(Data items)
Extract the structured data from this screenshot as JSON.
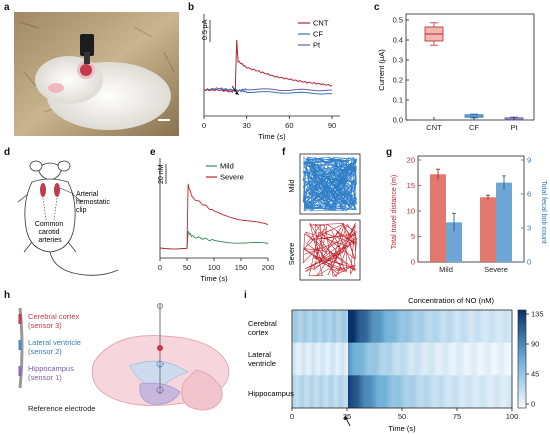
{
  "panel_letters": [
    "a",
    "b",
    "c",
    "d",
    "e",
    "f",
    "g",
    "h",
    "i"
  ],
  "colors": {
    "cnt": "#b5253a",
    "cf": "#2f73b7",
    "pt": "#6a5ba8",
    "mild": "#2e8b57",
    "severe": "#c0242f",
    "lightblue": "#6ea7d6",
    "heat_dark": "#08306b",
    "heat_light": "#f1f6fb"
  },
  "panel_b": {
    "scale_label": "0.5 μA",
    "legend": [
      "CNT",
      "CF",
      "Pt"
    ],
    "xlabel": "Time (s)",
    "ticks_x": [
      "0",
      "30",
      "60",
      "90"
    ]
  },
  "panel_c": {
    "ylabel": "Current (μA)",
    "ticks_y": [
      "0.0",
      "0.1",
      "0.2",
      "0.3",
      "0.4",
      "0.5"
    ],
    "categories": [
      "CNT",
      "CF",
      "Pt"
    ]
  },
  "panel_d": {
    "label_clip": "Arterial\nhemostatic\nclip",
    "label_arteries": "Common\ncarotid\narteries"
  },
  "panel_e": {
    "scale_label": "20 nM",
    "legend": [
      "Mild",
      "Severe"
    ],
    "xlabel": "Time (s)",
    "ticks_x": [
      "0",
      "50",
      "100",
      "150",
      "200"
    ]
  },
  "panel_f": {
    "labels": [
      "Mild",
      "Severe"
    ]
  },
  "panel_g": {
    "ylabel_left": "Total travel distance (m)",
    "ylabel_right": "Total fecal boli count",
    "ticks_left": [
      "0",
      "5",
      "10",
      "15",
      "20"
    ],
    "ticks_right": [
      "0",
      "3",
      "6",
      "9"
    ],
    "categories": [
      "Mild",
      "Severe"
    ]
  },
  "panel_h": {
    "labels": [
      "Cerebral cortex",
      "(sensor 3)",
      "Lateral ventricle",
      "(sensor 2)",
      "Hippocampus",
      "(sensor 1)",
      "Reference electrode"
    ]
  },
  "panel_i": {
    "title": "Concentration of NO (nM)",
    "rows": [
      "Cerebral\ncortex",
      "Lateral\nventricle",
      "Hippocampus"
    ],
    "ticks_x": [
      "0",
      "25",
      "50",
      "75",
      "100"
    ],
    "xlabel": "Time (s)",
    "colorbar_ticks": [
      "135",
      "90",
      "45",
      "0"
    ]
  },
  "chart_data": [
    {
      "type": "line",
      "panel": "b",
      "xlabel": "Time (s)",
      "xlim": [
        0,
        90
      ],
      "series": [
        {
          "name": "CNT",
          "x": [
            0,
            10,
            20,
            22,
            23,
            24,
            30,
            40,
            50,
            60,
            70,
            80,
            90
          ],
          "y": [
            0.0,
            0.0,
            -0.02,
            0.0,
            0.55,
            0.32,
            0.25,
            0.2,
            0.15,
            0.12,
            0.09,
            0.07,
            0.05
          ]
        },
        {
          "name": "CF",
          "x": [
            0,
            10,
            20,
            22,
            30,
            60,
            90
          ],
          "y": [
            0.0,
            0.02,
            0.0,
            0.0,
            -0.02,
            -0.03,
            -0.04
          ]
        },
        {
          "name": "Pt",
          "x": [
            0,
            10,
            20,
            22,
            30,
            60,
            90
          ],
          "y": [
            0.0,
            0.0,
            0.0,
            -0.01,
            0.01,
            0.0,
            0.0
          ]
        }
      ]
    },
    {
      "type": "bar",
      "panel": "c",
      "ylabel": "Current (μA)",
      "ylim": [
        0,
        0.5
      ],
      "categories": [
        "CNT",
        "CF",
        "Pt"
      ],
      "values": [
        0.43,
        0.02,
        0.005
      ]
    },
    {
      "type": "line",
      "panel": "e",
      "xlabel": "Time (s)",
      "xlim": [
        0,
        200
      ],
      "series": [
        {
          "name": "Mild",
          "x": [
            0,
            50,
            52,
            60,
            100,
            150,
            200
          ],
          "y": [
            0,
            0,
            15,
            11,
            7,
            5,
            4
          ]
        },
        {
          "name": "Severe",
          "x": [
            0,
            50,
            52,
            60,
            100,
            150,
            200
          ],
          "y": [
            0,
            0,
            60,
            48,
            35,
            27,
            22
          ]
        }
      ]
    },
    {
      "type": "bar",
      "panel": "g",
      "categories": [
        "Mild",
        "Severe"
      ],
      "series": [
        {
          "name": "Total travel distance (m)",
          "values": [
            17.2,
            12.7
          ]
        },
        {
          "name": "Total fecal boli count",
          "values": [
            3.5,
            7.0
          ]
        }
      ]
    },
    {
      "type": "heatmap",
      "panel": "i",
      "xlabel": "Time (s)",
      "xlim": [
        0,
        100
      ],
      "rows": [
        "Cerebral cortex",
        "Lateral ventricle",
        "Hippocampus"
      ],
      "colorbar_range": [
        0,
        135
      ]
    }
  ]
}
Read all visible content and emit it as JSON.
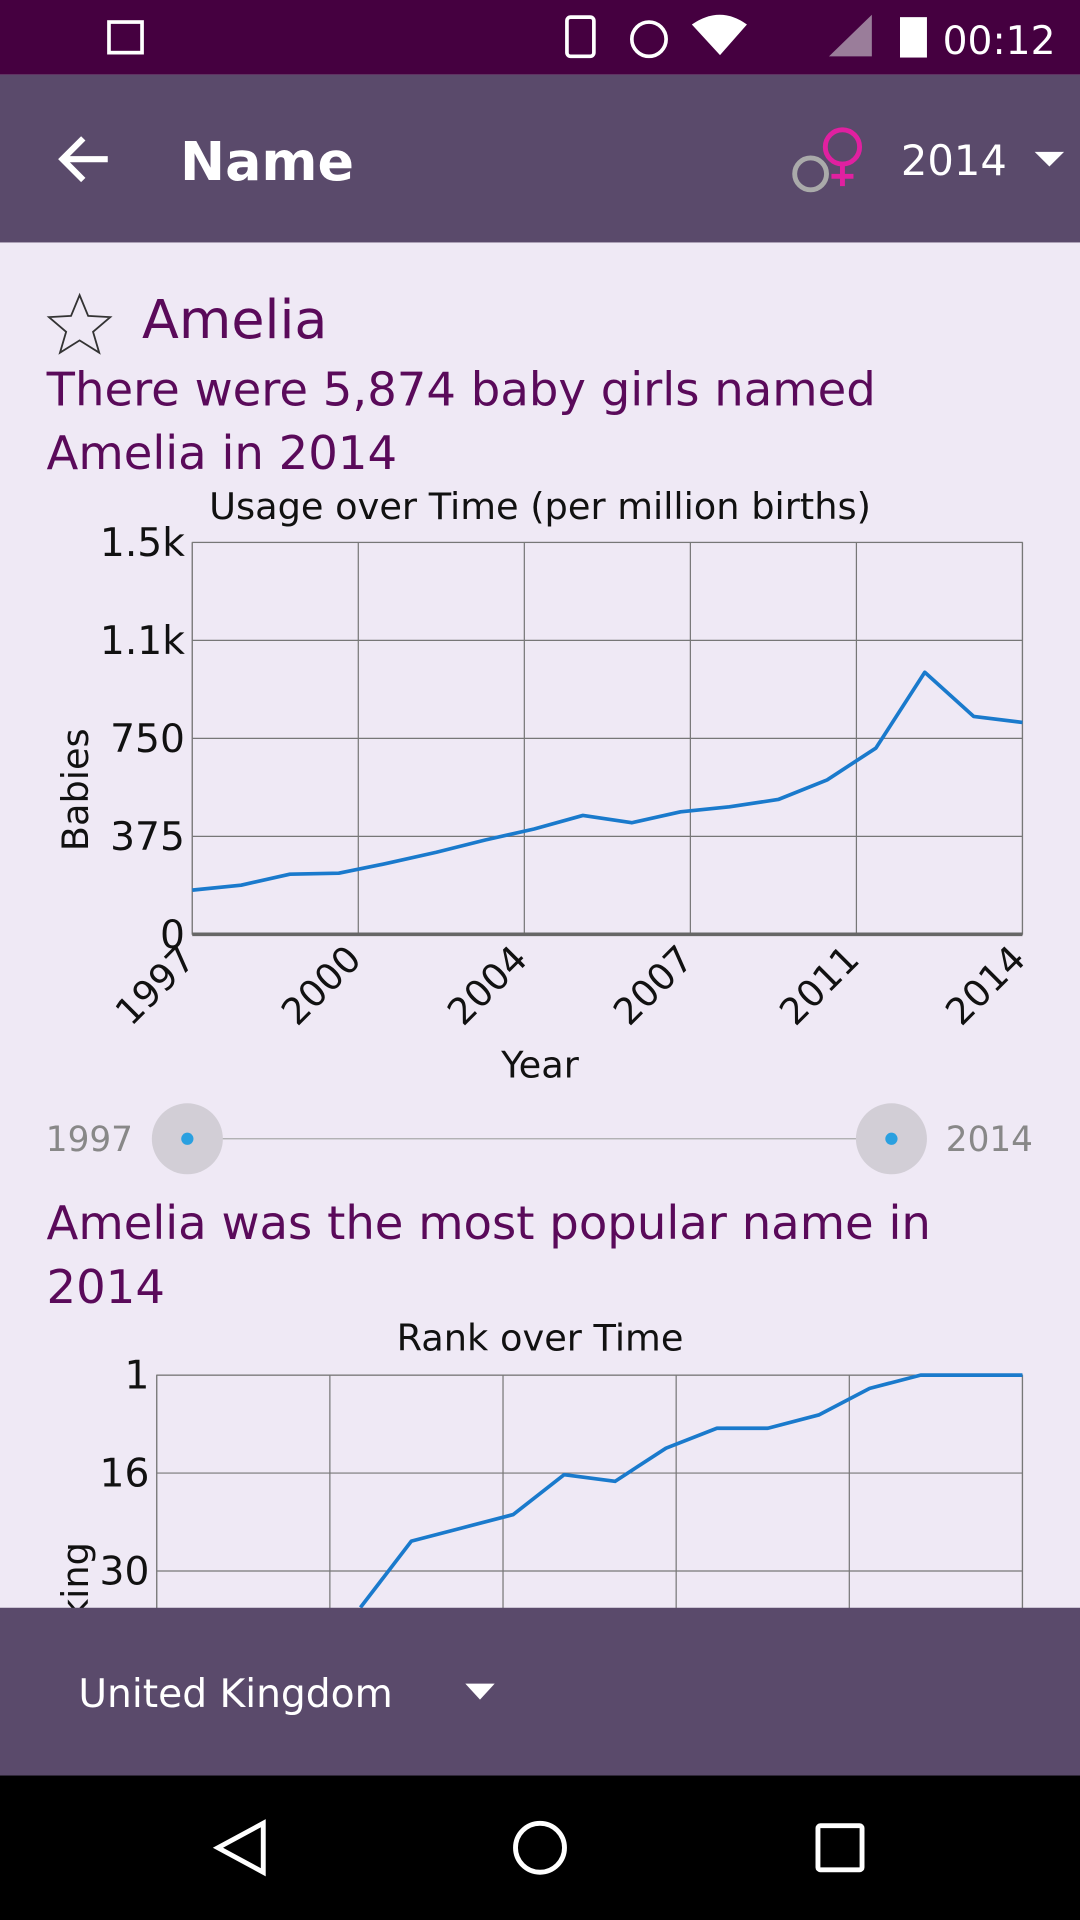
{
  "status_bar": {
    "time": "00:12"
  },
  "app_bar": {
    "title": "Name",
    "year": "2014"
  },
  "name": "Amelia",
  "summary": "There were 5,874 baby girls named Amelia in 2014",
  "slider": {
    "start": "1997",
    "end": "2014"
  },
  "rank_summary": "Amelia was the most popular name in 2014",
  "bottom_bar": {
    "country": "United Kingdom"
  },
  "chart_data": [
    {
      "type": "line",
      "title": "Usage over Time (per million births)",
      "x_label": "Year",
      "y_label": "Babies",
      "x": [
        1997,
        1998,
        1999,
        2000,
        2001,
        2002,
        2003,
        2004,
        2005,
        2006,
        2007,
        2008,
        2009,
        2010,
        2011,
        2012,
        2013,
        2014
      ],
      "series": [
        {
          "color": "#1a7acc",
          "values": [
            169,
            188,
            230,
            234,
            272,
            314,
            361,
            403,
            455,
            427,
            469,
            488,
            516,
            591,
            713,
            1003,
            834,
            811
          ]
        }
      ],
      "xlim": [
        1997,
        2014
      ],
      "xticks": [
        1997,
        {
          "value": 2000.4,
          "label": "2000"
        },
        {
          "value": 2003.8,
          "label": "2004"
        },
        {
          "value": 2007.2,
          "label": "2007"
        },
        {
          "value": 2010.6,
          "label": "2011"
        },
        2014
      ],
      "ylim": [
        0,
        1500
      ],
      "yticks": [
        0,
        375,
        750,
        {
          "value": 1125,
          "label": "1.1k"
        },
        {
          "value": 1500,
          "label": "1.5k"
        }
      ],
      "grid": true
    },
    {
      "type": "line",
      "title": "Rank over Time",
      "y_label": "Ranking",
      "x": [
        2001,
        2002,
        2003,
        2004,
        2005,
        2006,
        2007,
        2008,
        2009,
        2010,
        2011,
        2012,
        2013,
        2014
      ],
      "series": [
        {
          "color": "#1a7acc",
          "values": [
            36,
            26,
            24,
            22,
            16,
            17,
            12,
            9,
            9,
            7,
            3,
            1,
            1,
            1
          ]
        }
      ],
      "xlim": [
        1997,
        2014
      ],
      "ylim": [
        60,
        1
      ],
      "yticks": [
        1,
        {
          "value": 15.75,
          "label": "16"
        },
        {
          "value": 30.5,
          "label": "30"
        }
      ],
      "grid": true
    }
  ]
}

Work to do: All of the material above needs to be restated exactly, with no pictures.

Expected answer:
Extract the structured data from this screenshot as JSON.
{
  "panel_letters": [
    "a",
    "b",
    "c",
    "d",
    "e",
    "f",
    "g",
    "h",
    "i"
  ],
  "colors": {
    "cnt": "#b5253a",
    "cf": "#2f73b7",
    "pt": "#6a5ba8",
    "mild": "#2e8b57",
    "severe": "#c0242f",
    "lightblue": "#6ea7d6",
    "heat_dark": "#08306b",
    "heat_light": "#f1f6fb"
  },
  "panel_b": {
    "scale_label": "0.5 μA",
    "legend": [
      "CNT",
      "CF",
      "Pt"
    ],
    "xlabel": "Time (s)",
    "ticks_x": [
      "0",
      "30",
      "60",
      "90"
    ]
  },
  "panel_c": {
    "ylabel": "Current (μA)",
    "ticks_y": [
      "0.0",
      "0.1",
      "0.2",
      "0.3",
      "0.4",
      "0.5"
    ],
    "categories": [
      "CNT",
      "CF",
      "Pt"
    ]
  },
  "panel_d": {
    "label_clip": "Arterial\nhemostatic\nclip",
    "label_arteries": "Common\ncarotid\narteries"
  },
  "panel_e": {
    "scale_label": "20 nM",
    "legend": [
      "Mild",
      "Severe"
    ],
    "xlabel": "Time (s)",
    "ticks_x": [
      "0",
      "50",
      "100",
      "150",
      "200"
    ]
  },
  "panel_f": {
    "labels": [
      "Mild",
      "Severe"
    ]
  },
  "panel_g": {
    "ylabel_left": "Total travel distance (m)",
    "ylabel_right": "Total fecal boli count",
    "ticks_left": [
      "0",
      "5",
      "10",
      "15",
      "20"
    ],
    "ticks_right": [
      "0",
      "3",
      "6",
      "9"
    ],
    "categories": [
      "Mild",
      "Severe"
    ]
  },
  "panel_h": {
    "labels": [
      "Cerebral cortex",
      "(sensor 3)",
      "Lateral ventricle",
      "(sensor 2)",
      "Hippocampus",
      "(sensor 1)",
      "Reference electrode"
    ]
  },
  "panel_i": {
    "title": "Concentration of NO (nM)",
    "rows": [
      "Cerebral\ncortex",
      "Lateral\nventricle",
      "Hippocampus"
    ],
    "ticks_x": [
      "0",
      "25",
      "50",
      "75",
      "100"
    ],
    "xlabel": "Time (s)",
    "colorbar_ticks": [
      "135",
      "90",
      "45",
      "0"
    ]
  },
  "chart_data": [
    {
      "type": "line",
      "panel": "b",
      "xlabel": "Time (s)",
      "xlim": [
        0,
        90
      ],
      "series": [
        {
          "name": "CNT",
          "x": [
            0,
            10,
            20,
            22,
            23,
            24,
            30,
            40,
            50,
            60,
            70,
            80,
            90
          ],
          "y": [
            0.0,
            0.0,
            -0.02,
            0.0,
            0.55,
            0.32,
            0.25,
            0.2,
            0.15,
            0.12,
            0.09,
            0.07,
            0.05
          ]
        },
        {
          "name": "CF",
          "x": [
            0,
            10,
            20,
            22,
            30,
            60,
            90
          ],
          "y": [
            0.0,
            0.02,
            0.0,
            0.0,
            -0.02,
            -0.03,
            -0.04
          ]
        },
        {
          "name": "Pt",
          "x": [
            0,
            10,
            20,
            22,
            30,
            60,
            90
          ],
          "y": [
            0.0,
            0.0,
            0.0,
            -0.01,
            0.01,
            0.0,
            0.0
          ]
        }
      ]
    },
    {
      "type": "bar",
      "panel": "c",
      "ylabel": "Current (μA)",
      "ylim": [
        0,
        0.5
      ],
      "categories": [
        "CNT",
        "CF",
        "Pt"
      ],
      "values": [
        0.43,
        0.02,
        0.005
      ]
    },
    {
      "type": "line",
      "panel": "e",
      "xlabel": "Time (s)",
      "xlim": [
        0,
        200
      ],
      "series": [
        {
          "name": "Mild",
          "x": [
            0,
            50,
            52,
            60,
            100,
            150,
            200
          ],
          "y": [
            0,
            0,
            15,
            11,
            7,
            5,
            4
          ]
        },
        {
          "name": "Severe",
          "x": [
            0,
            50,
            52,
            60,
            100,
            150,
            200
          ],
          "y": [
            0,
            0,
            60,
            48,
            35,
            27,
            22
          ]
        }
      ]
    },
    {
      "type": "bar",
      "panel": "g",
      "categories": [
        "Mild",
        "Severe"
      ],
      "series": [
        {
          "name": "Total travel distance (m)",
          "values": [
            17.2,
            12.7
          ]
        },
        {
          "name": "Total fecal boli count",
          "values": [
            3.5,
            7.0
          ]
        }
      ]
    },
    {
      "type": "heatmap",
      "panel": "i",
      "xlabel": "Time (s)",
      "xlim": [
        0,
        100
      ],
      "rows": [
        "Cerebral cortex",
        "Lateral ventricle",
        "Hippocampus"
      ],
      "colorbar_range": [
        0,
        135
      ]
    }
  ]
}
Read all visible content and emit it as JSON.
{
  "status_bar": {
    "time": "00:12"
  },
  "app_bar": {
    "title": "Name",
    "year": "2014"
  },
  "name": "Amelia",
  "summary": "There were 5,874 baby girls named Amelia in 2014",
  "slider": {
    "start": "1997",
    "end": "2014"
  },
  "rank_summary": "Amelia was the most popular name in 2014",
  "bottom_bar": {
    "country": "United Kingdom"
  },
  "chart_data": [
    {
      "type": "line",
      "title": "Usage over Time (per million births)",
      "x_label": "Year",
      "y_label": "Babies",
      "x": [
        1997,
        1998,
        1999,
        2000,
        2001,
        2002,
        2003,
        2004,
        2005,
        2006,
        2007,
        2008,
        2009,
        2010,
        2011,
        2012,
        2013,
        2014
      ],
      "series": [
        {
          "color": "#1a7acc",
          "values": [
            169,
            188,
            230,
            234,
            272,
            314,
            361,
            403,
            455,
            427,
            469,
            488,
            516,
            591,
            713,
            1003,
            834,
            811
          ]
        }
      ],
      "xlim": [
        1997,
        2014
      ],
      "xticks": [
        1997,
        {
          "value": 2000.4,
          "label": "2000"
        },
        {
          "value": 2003.8,
          "label": "2004"
        },
        {
          "value": 2007.2,
          "label": "2007"
        },
        {
          "value": 2010.6,
          "label": "2011"
        },
        2014
      ],
      "ylim": [
        0,
        1500
      ],
      "yticks": [
        0,
        375,
        750,
        {
          "value": 1125,
          "label": "1.1k"
        },
        {
          "value": 1500,
          "label": "1.5k"
        }
      ],
      "grid": true
    },
    {
      "type": "line",
      "title": "Rank over Time",
      "y_label": "Ranking",
      "x": [
        2001,
        2002,
        2003,
        2004,
        2005,
        2006,
        2007,
        2008,
        2009,
        2010,
        2011,
        2012,
        2013,
        2014
      ],
      "series": [
        {
          "color": "#1a7acc",
          "values": [
            36,
            26,
            24,
            22,
            16,
            17,
            12,
            9,
            9,
            7,
            3,
            1,
            1,
            1
          ]
        }
      ],
      "xlim": [
        1997,
        2014
      ],
      "ylim": [
        60,
        1
      ],
      "yticks": [
        1,
        {
          "value": 15.75,
          "label": "16"
        },
        {
          "value": 30.5,
          "label": "30"
        }
      ],
      "grid": true
    }
  ]
}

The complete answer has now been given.